* **Instructions for the task**
Please copy out, word for word, the lines starting at the one containing "colorbar-gradient: [2118, 10, 2147, 543]" and ending at the one containing "x-tick-label: S3K: [1428, 550, 1485, 584]", with both of those lines included.

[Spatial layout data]
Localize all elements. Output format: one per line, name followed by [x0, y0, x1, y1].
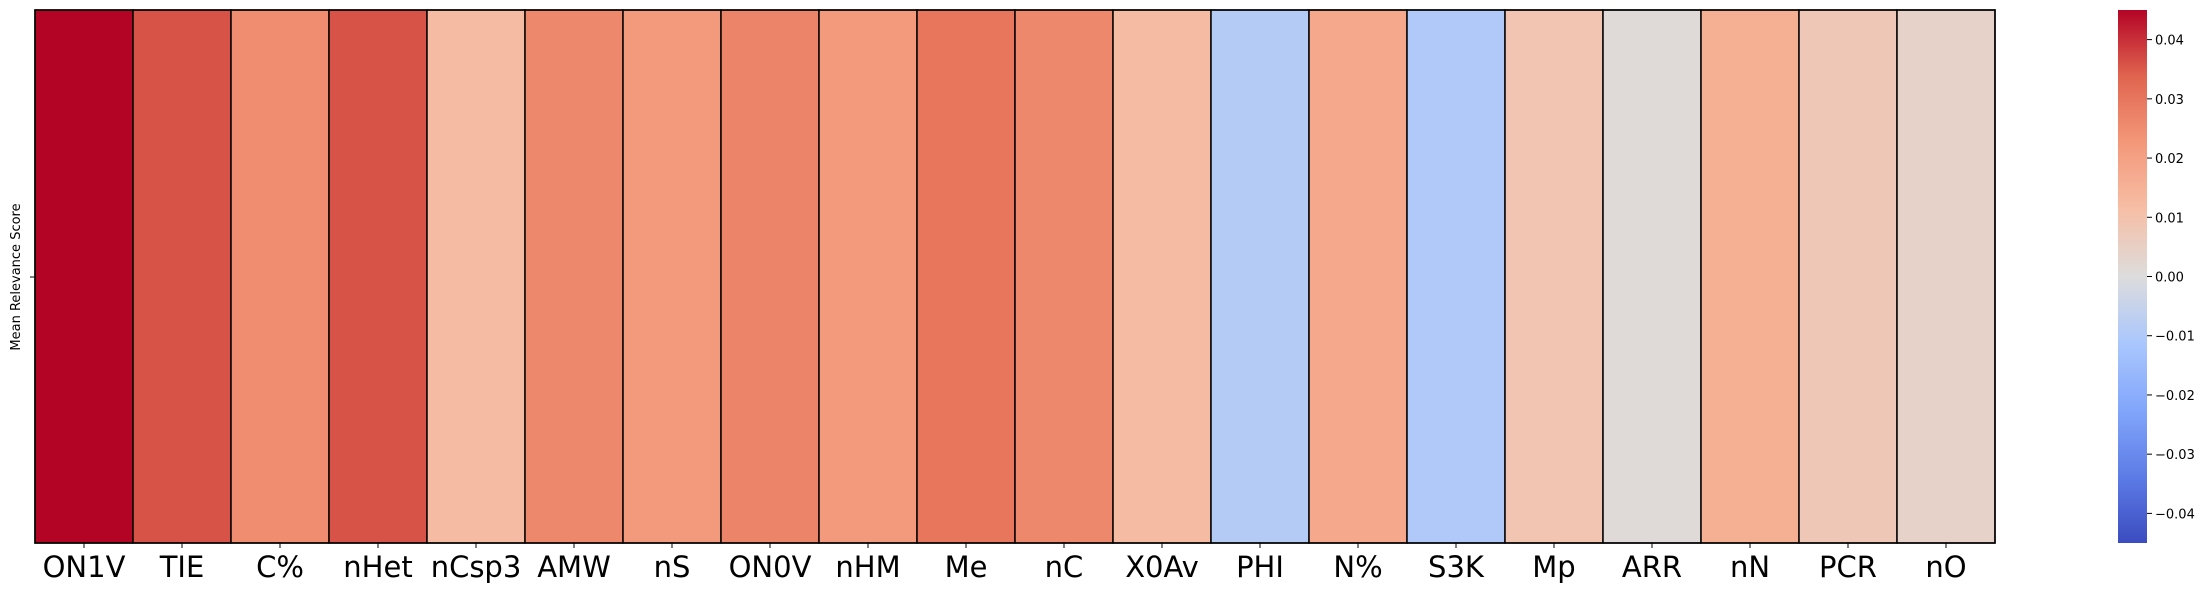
colorbar-gradient: [2118, 10, 2147, 543]
x-tick-label: TIE: [159, 550, 205, 584]
heatmap-cell-amw: [524, 9, 624, 544]
x-tick-label: N%: [1333, 550, 1382, 584]
heatmap-cell-ncsp3: [426, 9, 526, 544]
heatmap-cell-s3k: [1406, 9, 1506, 544]
x-tick-label: nS: [654, 550, 691, 584]
x-tick-label: S3K: [1428, 550, 1485, 584]
heatmap-cell-mp: [1504, 9, 1604, 544]
x-tick-label: PCR: [1819, 550, 1877, 584]
heatmap-cell-c-: [230, 9, 330, 544]
x-tick-label: nHet: [343, 550, 412, 584]
heatmap-cell-on1v: [34, 9, 134, 544]
x-axis-ticks: ON1V TIE C% nHet nCsp3 AMW nS ON0V nHM Me nC X0Av PH…: [43, 543, 1967, 584]
colorbar-tick-label: 0.00: [2155, 271, 2184, 286]
heatmap-cell-nhm: [818, 9, 918, 544]
x-tick-label: Mp: [1532, 550, 1575, 584]
colorbar-ticks: −0.04 −0.03 −0.02 −0.01 0.00 0.01 0.02 0.03 0.04: [2147, 34, 2195, 522]
heatmap-cell-tie: [132, 9, 232, 544]
y-axis: Mean Relevance Score: [9, 203, 35, 351]
heatmap-cell-arr: [1602, 9, 1702, 544]
x-tick-label: nO: [1925, 550, 1966, 584]
colorbar-tick-label: 0.04: [2155, 34, 2184, 49]
colorbar-tick-label: −0.02: [2155, 389, 2195, 404]
heatmap-cell-on0v: [720, 9, 820, 544]
colorbar-tick-label: −0.01: [2155, 330, 2195, 345]
colorbar-tick-label: 0.01: [2155, 211, 2184, 226]
colorbar-tick-label: −0.03: [2155, 448, 2195, 463]
heatmap-cell-ns: [622, 9, 722, 544]
heatmap-cell-pcr: [1798, 9, 1898, 544]
x-tick-label: nHM: [835, 550, 900, 584]
x-tick-label: AMW: [537, 550, 611, 584]
heatmap-cells: [34, 9, 1996, 544]
heatmap-cell-nn: [1700, 9, 1800, 544]
x-tick-label: nN: [1730, 550, 1770, 584]
x-tick-label: ON1V: [43, 550, 126, 584]
heatmap-cell-n-: [1308, 9, 1408, 544]
heatmap-cell-no: [1896, 9, 1996, 544]
x-tick-label: PHI: [1236, 550, 1284, 584]
x-tick-label: Me: [945, 550, 988, 584]
colorbar-tick-label: 0.03: [2155, 93, 2184, 108]
x-tick-label: X0Av: [1125, 550, 1199, 584]
heatmap-cell-nhet: [328, 9, 428, 544]
colorbar-tick-label: 0.02: [2155, 152, 2184, 167]
x-tick-label: C%: [256, 550, 304, 584]
x-tick-label: nCsp3: [431, 550, 522, 584]
heatmap-cell-me: [916, 9, 1016, 544]
heatmap-cell-nc: [1014, 9, 1114, 544]
x-tick-label: ARR: [1622, 550, 1682, 584]
colorbar-tick-label: −0.04: [2155, 507, 2195, 522]
heatmap-cell-x0av: [1112, 9, 1212, 544]
heatmap-cell-phi: [1210, 9, 1310, 544]
x-tick-label: ON0V: [729, 550, 812, 584]
y-axis-label: Mean Relevance Score: [9, 203, 24, 350]
colorbar: [2118, 10, 2147, 543]
x-tick-label: nC: [1045, 550, 1084, 584]
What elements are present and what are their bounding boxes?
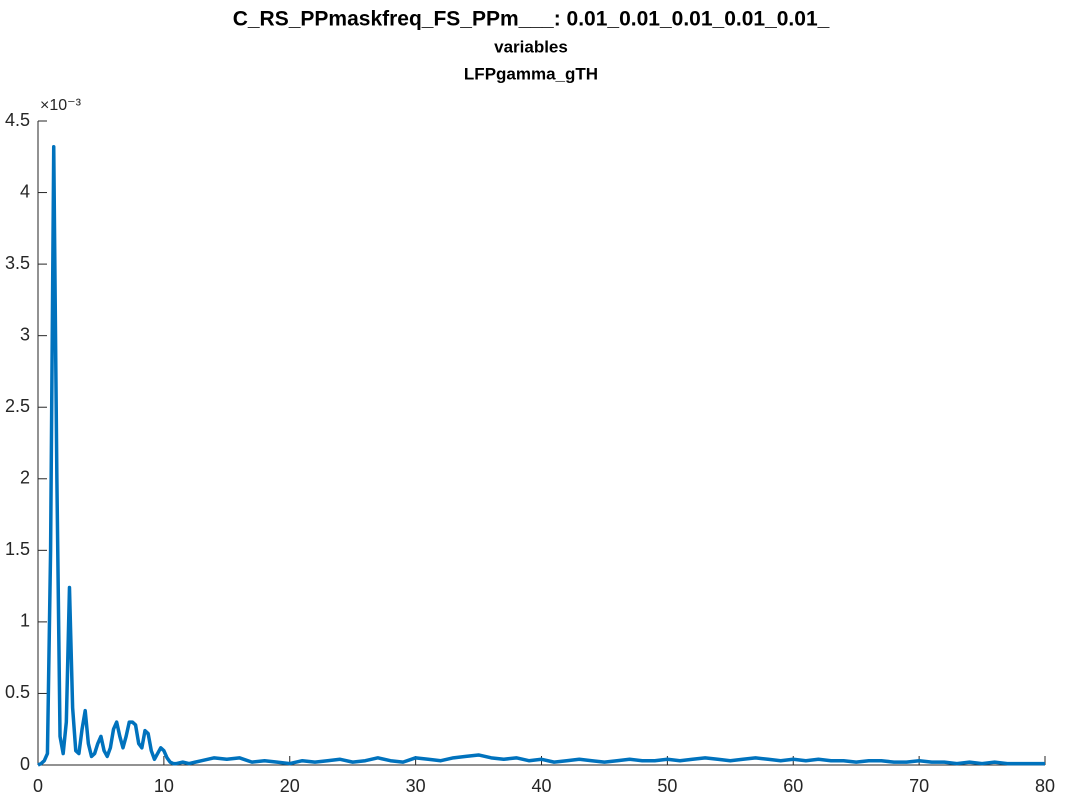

* **Solution**
colorbar-gradient: [2118, 10, 2147, 543]
x-tick-label: TIE: [159, 550, 205, 584]
heatmap-cell-amw: [524, 9, 624, 544]
x-tick-label: N%: [1333, 550, 1382, 584]
heatmap-cell-ncsp3: [426, 9, 526, 544]
heatmap-cell-s3k: [1406, 9, 1506, 544]
x-tick-label: nS: [654, 550, 691, 584]
x-tick-label: S3K: [1428, 550, 1485, 584]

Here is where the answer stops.